[Extracted records]
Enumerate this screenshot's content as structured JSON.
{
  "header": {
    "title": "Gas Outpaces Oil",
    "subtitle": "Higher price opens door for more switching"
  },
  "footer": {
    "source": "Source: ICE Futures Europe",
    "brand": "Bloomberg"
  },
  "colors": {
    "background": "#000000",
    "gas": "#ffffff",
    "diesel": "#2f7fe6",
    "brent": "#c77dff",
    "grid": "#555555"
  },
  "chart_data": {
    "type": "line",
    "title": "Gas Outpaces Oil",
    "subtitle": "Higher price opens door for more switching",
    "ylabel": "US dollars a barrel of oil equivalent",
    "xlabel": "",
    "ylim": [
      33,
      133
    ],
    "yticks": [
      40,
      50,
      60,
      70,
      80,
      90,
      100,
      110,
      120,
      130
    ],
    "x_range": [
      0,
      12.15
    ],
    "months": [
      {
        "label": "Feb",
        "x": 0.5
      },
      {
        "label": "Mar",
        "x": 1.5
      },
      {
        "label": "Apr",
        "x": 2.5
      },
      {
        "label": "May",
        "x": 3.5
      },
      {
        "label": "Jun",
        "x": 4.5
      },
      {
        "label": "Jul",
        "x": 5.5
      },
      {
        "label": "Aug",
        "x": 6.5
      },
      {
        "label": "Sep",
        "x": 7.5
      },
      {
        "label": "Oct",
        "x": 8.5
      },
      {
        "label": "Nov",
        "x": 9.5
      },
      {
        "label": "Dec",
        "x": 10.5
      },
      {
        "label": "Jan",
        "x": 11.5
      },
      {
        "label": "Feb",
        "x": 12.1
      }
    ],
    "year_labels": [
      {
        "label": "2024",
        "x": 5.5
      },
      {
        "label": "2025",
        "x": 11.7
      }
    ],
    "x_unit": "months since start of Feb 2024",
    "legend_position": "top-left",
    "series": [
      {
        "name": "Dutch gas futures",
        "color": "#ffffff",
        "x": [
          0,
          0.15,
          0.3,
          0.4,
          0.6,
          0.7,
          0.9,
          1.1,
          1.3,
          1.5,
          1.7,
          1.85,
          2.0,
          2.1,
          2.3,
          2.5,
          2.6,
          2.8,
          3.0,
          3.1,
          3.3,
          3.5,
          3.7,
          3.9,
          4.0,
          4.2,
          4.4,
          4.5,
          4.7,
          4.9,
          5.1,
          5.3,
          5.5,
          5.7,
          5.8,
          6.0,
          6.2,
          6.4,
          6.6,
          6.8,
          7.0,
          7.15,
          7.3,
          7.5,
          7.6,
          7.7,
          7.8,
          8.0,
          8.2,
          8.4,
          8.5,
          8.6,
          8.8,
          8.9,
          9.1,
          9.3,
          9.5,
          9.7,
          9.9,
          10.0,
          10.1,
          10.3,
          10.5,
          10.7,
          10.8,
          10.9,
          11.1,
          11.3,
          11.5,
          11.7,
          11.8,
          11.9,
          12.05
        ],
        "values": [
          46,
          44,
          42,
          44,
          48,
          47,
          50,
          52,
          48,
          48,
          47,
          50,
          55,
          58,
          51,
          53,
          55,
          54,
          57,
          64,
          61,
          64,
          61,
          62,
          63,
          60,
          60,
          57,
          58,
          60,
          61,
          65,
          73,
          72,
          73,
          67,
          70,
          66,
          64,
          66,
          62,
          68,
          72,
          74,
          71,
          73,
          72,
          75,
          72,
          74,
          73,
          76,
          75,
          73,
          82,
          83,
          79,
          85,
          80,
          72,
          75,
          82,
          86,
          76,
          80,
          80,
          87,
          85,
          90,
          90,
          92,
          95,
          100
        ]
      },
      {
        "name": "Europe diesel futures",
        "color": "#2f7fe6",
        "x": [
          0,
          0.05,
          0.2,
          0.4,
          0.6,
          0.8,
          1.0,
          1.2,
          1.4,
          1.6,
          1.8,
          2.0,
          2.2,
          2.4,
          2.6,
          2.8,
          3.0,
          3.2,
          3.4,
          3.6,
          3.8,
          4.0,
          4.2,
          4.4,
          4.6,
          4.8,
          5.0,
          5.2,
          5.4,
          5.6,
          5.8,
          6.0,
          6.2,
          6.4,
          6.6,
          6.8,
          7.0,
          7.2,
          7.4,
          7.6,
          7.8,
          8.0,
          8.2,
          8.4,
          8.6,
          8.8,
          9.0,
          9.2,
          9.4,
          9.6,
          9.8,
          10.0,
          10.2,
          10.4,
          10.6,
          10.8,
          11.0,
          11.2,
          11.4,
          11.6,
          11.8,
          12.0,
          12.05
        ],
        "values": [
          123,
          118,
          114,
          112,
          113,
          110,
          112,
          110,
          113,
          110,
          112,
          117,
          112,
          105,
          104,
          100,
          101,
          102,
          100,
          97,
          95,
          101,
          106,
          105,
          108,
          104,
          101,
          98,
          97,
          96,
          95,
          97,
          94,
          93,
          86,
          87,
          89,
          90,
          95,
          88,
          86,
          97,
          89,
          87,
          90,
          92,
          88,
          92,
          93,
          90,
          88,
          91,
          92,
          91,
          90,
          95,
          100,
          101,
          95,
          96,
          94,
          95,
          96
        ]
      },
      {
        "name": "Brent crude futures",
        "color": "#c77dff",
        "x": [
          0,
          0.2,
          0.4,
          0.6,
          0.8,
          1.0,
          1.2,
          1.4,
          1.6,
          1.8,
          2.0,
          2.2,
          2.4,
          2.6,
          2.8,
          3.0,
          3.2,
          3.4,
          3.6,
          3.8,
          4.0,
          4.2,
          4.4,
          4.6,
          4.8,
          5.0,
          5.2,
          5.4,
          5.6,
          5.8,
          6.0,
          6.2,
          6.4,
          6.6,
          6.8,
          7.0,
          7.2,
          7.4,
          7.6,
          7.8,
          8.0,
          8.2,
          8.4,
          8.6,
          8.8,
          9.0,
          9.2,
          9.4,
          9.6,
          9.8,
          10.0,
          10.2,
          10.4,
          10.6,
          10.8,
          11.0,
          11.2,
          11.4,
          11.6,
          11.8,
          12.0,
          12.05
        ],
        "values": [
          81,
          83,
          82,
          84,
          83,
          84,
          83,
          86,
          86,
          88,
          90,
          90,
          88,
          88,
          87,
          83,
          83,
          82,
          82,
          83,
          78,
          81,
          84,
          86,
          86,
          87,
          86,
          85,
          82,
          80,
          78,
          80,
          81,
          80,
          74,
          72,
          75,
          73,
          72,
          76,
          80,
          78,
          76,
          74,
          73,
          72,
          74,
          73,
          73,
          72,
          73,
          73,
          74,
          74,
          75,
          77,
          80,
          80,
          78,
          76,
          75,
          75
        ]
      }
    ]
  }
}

**Aim**. Give an exact copy of all the data shown above.

**Response to the task**.
Enumerate this screenshot's content as structured JSON.
{
  "header": {
    "title": "Gas Outpaces Oil",
    "subtitle": "Higher price opens door for more switching"
  },
  "footer": {
    "source": "Source: ICE Futures Europe",
    "brand": "Bloomberg"
  },
  "colors": {
    "background": "#000000",
    "gas": "#ffffff",
    "diesel": "#2f7fe6",
    "brent": "#c77dff",
    "grid": "#555555"
  },
  "chart_data": {
    "type": "line",
    "title": "Gas Outpaces Oil",
    "subtitle": "Higher price opens door for more switching",
    "ylabel": "US dollars a barrel of oil equivalent",
    "xlabel": "",
    "ylim": [
      33,
      133
    ],
    "yticks": [
      40,
      50,
      60,
      70,
      80,
      90,
      100,
      110,
      120,
      130
    ],
    "x_range": [
      0,
      12.15
    ],
    "months": [
      {
        "label": "Feb",
        "x": 0.5
      },
      {
        "label": "Mar",
        "x": 1.5
      },
      {
        "label": "Apr",
        "x": 2.5
      },
      {
        "label": "May",
        "x": 3.5
      },
      {
        "label": "Jun",
        "x": 4.5
      },
      {
        "label": "Jul",
        "x": 5.5
      },
      {
        "label": "Aug",
        "x": 6.5
      },
      {
        "label": "Sep",
        "x": 7.5
      },
      {
        "label": "Oct",
        "x": 8.5
      },
      {
        "label": "Nov",
        "x": 9.5
      },
      {
        "label": "Dec",
        "x": 10.5
      },
      {
        "label": "Jan",
        "x": 11.5
      },
      {
        "label": "Feb",
        "x": 12.1
      }
    ],
    "year_labels": [
      {
        "label": "2024",
        "x": 5.5
      },
      {
        "label": "2025",
        "x": 11.7
      }
    ],
    "x_unit": "months since start of Feb 2024",
    "legend_position": "top-left",
    "series": [
      {
        "name": "Dutch gas futures",
        "color": "#ffffff",
        "x": [
          0,
          0.15,
          0.3,
          0.4,
          0.6,
          0.7,
          0.9,
          1.1,
          1.3,
          1.5,
          1.7,
          1.85,
          2.0,
          2.1,
          2.3,
          2.5,
          2.6,
          2.8,
          3.0,
          3.1,
          3.3,
          3.5,
          3.7,
          3.9,
          4.0,
          4.2,
          4.4,
          4.5,
          4.7,
          4.9,
          5.1,
          5.3,
          5.5,
          5.7,
          5.8,
          6.0,
          6.2,
          6.4,
          6.6,
          6.8,
          7.0,
          7.15,
          7.3,
          7.5,
          7.6,
          7.7,
          7.8,
          8.0,
          8.2,
          8.4,
          8.5,
          8.6,
          8.8,
          8.9,
          9.1,
          9.3,
          9.5,
          9.7,
          9.9,
          10.0,
          10.1,
          10.3,
          10.5,
          10.7,
          10.8,
          10.9,
          11.1,
          11.3,
          11.5,
          11.7,
          11.8,
          11.9,
          12.05
        ],
        "values": [
          46,
          44,
          42,
          44,
          48,
          47,
          50,
          52,
          48,
          48,
          47,
          50,
          55,
          58,
          51,
          53,
          55,
          54,
          57,
          64,
          61,
          64,
          61,
          62,
          63,
          60,
          60,
          57,
          58,
          60,
          61,
          65,
          73,
          72,
          73,
          67,
          70,
          66,
          64,
          66,
          62,
          68,
          72,
          74,
          71,
          73,
          72,
          75,
          72,
          74,
          73,
          76,
          75,
          73,
          82,
          83,
          79,
          85,
          80,
          72,
          75,
          82,
          86,
          76,
          80,
          80,
          87,
          85,
          90,
          90,
          92,
          95,
          100
        ]
      },
      {
        "name": "Europe diesel futures",
        "color": "#2f7fe6",
        "x": [
          0,
          0.05,
          0.2,
          0.4,
          0.6,
          0.8,
          1.0,
          1.2,
          1.4,
          1.6,
          1.8,
          2.0,
          2.2,
          2.4,
          2.6,
          2.8,
          3.0,
          3.2,
          3.4,
          3.6,
          3.8,
          4.0,
          4.2,
          4.4,
          4.6,
          4.8,
          5.0,
          5.2,
          5.4,
          5.6,
          5.8,
          6.0,
          6.2,
          6.4,
          6.6,
          6.8,
          7.0,
          7.2,
          7.4,
          7.6,
          7.8,
          8.0,
          8.2,
          8.4,
          8.6,
          8.8,
          9.0,
          9.2,
          9.4,
          9.6,
          9.8,
          10.0,
          10.2,
          10.4,
          10.6,
          10.8,
          11.0,
          11.2,
          11.4,
          11.6,
          11.8,
          12.0,
          12.05
        ],
        "values": [
          123,
          118,
          114,
          112,
          113,
          110,
          112,
          110,
          113,
          110,
          112,
          117,
          112,
          105,
          104,
          100,
          101,
          102,
          100,
          97,
          95,
          101,
          106,
          105,
          108,
          104,
          101,
          98,
          97,
          96,
          95,
          97,
          94,
          93,
          86,
          87,
          89,
          90,
          95,
          88,
          86,
          97,
          89,
          87,
          90,
          92,
          88,
          92,
          93,
          90,
          88,
          91,
          92,
          91,
          90,
          95,
          100,
          101,
          95,
          96,
          94,
          95,
          96
        ]
      },
      {
        "name": "Brent crude futures",
        "color": "#c77dff",
        "x": [
          0,
          0.2,
          0.4,
          0.6,
          0.8,
          1.0,
          1.2,
          1.4,
          1.6,
          1.8,
          2.0,
          2.2,
          2.4,
          2.6,
          2.8,
          3.0,
          3.2,
          3.4,
          3.6,
          3.8,
          4.0,
          4.2,
          4.4,
          4.6,
          4.8,
          5.0,
          5.2,
          5.4,
          5.6,
          5.8,
          6.0,
          6.2,
          6.4,
          6.6,
          6.8,
          7.0,
          7.2,
          7.4,
          7.6,
          7.8,
          8.0,
          8.2,
          8.4,
          8.6,
          8.8,
          9.0,
          9.2,
          9.4,
          9.6,
          9.8,
          10.0,
          10.2,
          10.4,
          10.6,
          10.8,
          11.0,
          11.2,
          11.4,
          11.6,
          11.8,
          12.0,
          12.05
        ],
        "values": [
          81,
          83,
          82,
          84,
          83,
          84,
          83,
          86,
          86,
          88,
          90,
          90,
          88,
          88,
          87,
          83,
          83,
          82,
          82,
          83,
          78,
          81,
          84,
          86,
          86,
          87,
          86,
          85,
          82,
          80,
          78,
          80,
          81,
          80,
          74,
          72,
          75,
          73,
          72,
          76,
          80,
          78,
          76,
          74,
          73,
          72,
          74,
          73,
          73,
          72,
          73,
          73,
          74,
          74,
          75,
          77,
          80,
          80,
          78,
          76,
          75,
          75
        ]
      }
    ]
  }
}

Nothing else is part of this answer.